Start of Data records

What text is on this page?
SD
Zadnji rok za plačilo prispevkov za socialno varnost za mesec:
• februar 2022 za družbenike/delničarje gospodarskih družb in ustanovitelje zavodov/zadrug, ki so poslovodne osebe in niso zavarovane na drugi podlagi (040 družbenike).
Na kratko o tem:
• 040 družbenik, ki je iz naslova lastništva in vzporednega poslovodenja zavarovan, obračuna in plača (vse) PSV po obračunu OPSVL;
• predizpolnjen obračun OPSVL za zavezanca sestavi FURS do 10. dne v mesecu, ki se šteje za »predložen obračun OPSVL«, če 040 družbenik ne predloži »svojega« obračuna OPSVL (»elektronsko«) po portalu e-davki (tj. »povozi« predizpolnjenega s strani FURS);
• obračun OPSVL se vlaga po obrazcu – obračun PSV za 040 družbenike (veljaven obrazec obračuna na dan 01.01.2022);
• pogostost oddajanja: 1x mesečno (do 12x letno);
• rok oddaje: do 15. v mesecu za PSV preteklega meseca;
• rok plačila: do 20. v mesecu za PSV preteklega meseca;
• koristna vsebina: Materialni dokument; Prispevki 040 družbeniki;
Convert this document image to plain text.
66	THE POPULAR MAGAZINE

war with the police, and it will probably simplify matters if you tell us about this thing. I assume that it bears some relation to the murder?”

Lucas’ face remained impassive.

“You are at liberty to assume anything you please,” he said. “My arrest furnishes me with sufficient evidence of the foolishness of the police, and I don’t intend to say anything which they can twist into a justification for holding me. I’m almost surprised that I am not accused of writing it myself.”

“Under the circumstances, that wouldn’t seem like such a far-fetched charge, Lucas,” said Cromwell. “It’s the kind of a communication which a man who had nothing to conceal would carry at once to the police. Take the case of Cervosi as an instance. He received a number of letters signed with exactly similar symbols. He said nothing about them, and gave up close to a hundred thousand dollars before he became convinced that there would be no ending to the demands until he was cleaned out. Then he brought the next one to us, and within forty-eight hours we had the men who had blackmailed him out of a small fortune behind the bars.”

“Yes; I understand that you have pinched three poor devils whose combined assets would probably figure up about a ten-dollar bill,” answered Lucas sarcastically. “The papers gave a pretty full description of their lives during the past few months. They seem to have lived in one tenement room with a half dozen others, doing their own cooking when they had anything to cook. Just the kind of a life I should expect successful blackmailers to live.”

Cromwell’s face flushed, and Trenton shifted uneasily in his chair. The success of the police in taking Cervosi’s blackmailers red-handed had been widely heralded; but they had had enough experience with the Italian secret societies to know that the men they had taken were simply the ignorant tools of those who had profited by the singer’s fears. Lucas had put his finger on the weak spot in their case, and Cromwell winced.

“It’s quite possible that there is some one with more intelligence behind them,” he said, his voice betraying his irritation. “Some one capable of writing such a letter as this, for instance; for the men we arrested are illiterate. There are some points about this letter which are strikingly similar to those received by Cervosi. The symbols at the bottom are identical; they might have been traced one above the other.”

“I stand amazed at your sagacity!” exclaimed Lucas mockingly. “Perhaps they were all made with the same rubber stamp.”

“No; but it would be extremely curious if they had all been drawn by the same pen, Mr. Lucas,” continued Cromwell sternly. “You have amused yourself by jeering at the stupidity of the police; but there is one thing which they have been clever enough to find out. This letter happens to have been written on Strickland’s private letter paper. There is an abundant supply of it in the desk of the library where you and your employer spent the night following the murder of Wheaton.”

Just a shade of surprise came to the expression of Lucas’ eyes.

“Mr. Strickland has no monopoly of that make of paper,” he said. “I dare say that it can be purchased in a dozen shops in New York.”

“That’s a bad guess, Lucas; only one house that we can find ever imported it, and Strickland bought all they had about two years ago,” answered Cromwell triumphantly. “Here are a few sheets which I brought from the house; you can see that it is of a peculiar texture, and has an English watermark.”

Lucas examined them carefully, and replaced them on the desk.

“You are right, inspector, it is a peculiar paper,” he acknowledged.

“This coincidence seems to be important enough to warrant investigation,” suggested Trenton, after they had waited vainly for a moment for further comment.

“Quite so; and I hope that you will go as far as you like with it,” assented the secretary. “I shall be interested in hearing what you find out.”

End of Data records

Short problem => Collect the complete line wherever the string "peculiar" appears in the records.

Solution for this exercise =>
“That’s a bad guess, Lucas; only one house that we can find ever imported it, and Strickland bought all they had about two years ago,” answered Cromwell triumphantly. “Here are a few sheets which I brought from the house; you can see that it is of a peculiar texture, and has an English watermark.”
“You are right, inspector, it is a peculiar paper,” he acknowledged.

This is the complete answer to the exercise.